Summe: rund 75 Kilometer und etwa zehn Stunden. Das ist viel Zeit — mehr als jeder Marathon-Plan verlangt. Wer diese Zeit nicht hat, sollte die Distanz ehrlich anpassen, nicht die Einheiten verdichten.

Tapering und Renntag

Vor einem Ultra tapern 2 bis 3 Wochen — länger als beim Marathon, weil die Ermüdung aus den Umfangsblöcken tiefer sitzt. Umfang in den letzten 14 Tagen auf 40 bis 50 Prozent reduzieren, kurze Temporeize behalten, letzte Woche fast nur locker. Das Prinzip dahinter beschreibt Tapering in der Rennvorbereitung.

Am Renntag gilt die wichtigste Ultra-Regel: Starte langsamer, als es sich sinnvoll anfühlt. Die erste Hälfte ist Aufwärmen. Wer einen 50er in zwei Hälften teilt, sollte die zweite nur unwesentlich langsamer laufen als die erste — ein „positiver Split" von 10 bis 15 Prozent ist normal, 30 Prozent bedeuten: zu schnell gestartet. Und geh davon aus, dass es eine Krise gibt — bei Kilometer 35, 50 oder 70. Die Krise gehört zum Rennen. Sie geht vorbei, wenn du weiter isst, weiter trinkst und weiter läufst.

Vorgegebene Daten:
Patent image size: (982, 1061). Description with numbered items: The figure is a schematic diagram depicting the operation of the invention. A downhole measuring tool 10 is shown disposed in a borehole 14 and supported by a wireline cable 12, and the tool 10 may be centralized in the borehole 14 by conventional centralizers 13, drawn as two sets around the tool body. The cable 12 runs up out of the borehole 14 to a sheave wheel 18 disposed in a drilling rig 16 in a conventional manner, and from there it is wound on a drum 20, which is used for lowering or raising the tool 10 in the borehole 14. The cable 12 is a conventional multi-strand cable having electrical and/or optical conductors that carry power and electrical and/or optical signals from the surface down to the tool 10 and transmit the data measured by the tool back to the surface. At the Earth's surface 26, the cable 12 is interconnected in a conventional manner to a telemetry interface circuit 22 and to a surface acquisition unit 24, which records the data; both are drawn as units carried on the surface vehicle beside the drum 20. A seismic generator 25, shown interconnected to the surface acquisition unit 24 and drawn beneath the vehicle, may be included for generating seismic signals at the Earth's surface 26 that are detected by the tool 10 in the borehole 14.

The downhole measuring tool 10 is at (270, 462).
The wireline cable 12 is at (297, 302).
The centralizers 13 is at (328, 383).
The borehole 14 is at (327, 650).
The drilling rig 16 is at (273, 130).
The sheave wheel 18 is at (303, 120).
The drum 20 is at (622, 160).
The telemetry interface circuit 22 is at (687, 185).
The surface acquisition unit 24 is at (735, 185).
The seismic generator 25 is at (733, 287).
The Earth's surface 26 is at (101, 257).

Aufgabe: Schreib aus dem Text zum Ultralauf Wort für Wort den Teil ab, der mit „Vor einem Ultra“ anfängt und bis einschließlich „in der Rennvorbereitung.“ weitergeht.

Ergebnis unten:
Vor einem Ultra tapern 2 bis 3 Wochen — länger als beim Marathon, weil die Ermüdung aus den Umfangsblöcken tiefer sitzt. Umfang in den letzten 14 Tagen auf 40 bis 50 Prozent reduzieren, kurze Temporeize behalten, letzte Woche fast nur locker. Das Prinzip dahinter beschreibt Tapering in der Rennvorbereitung.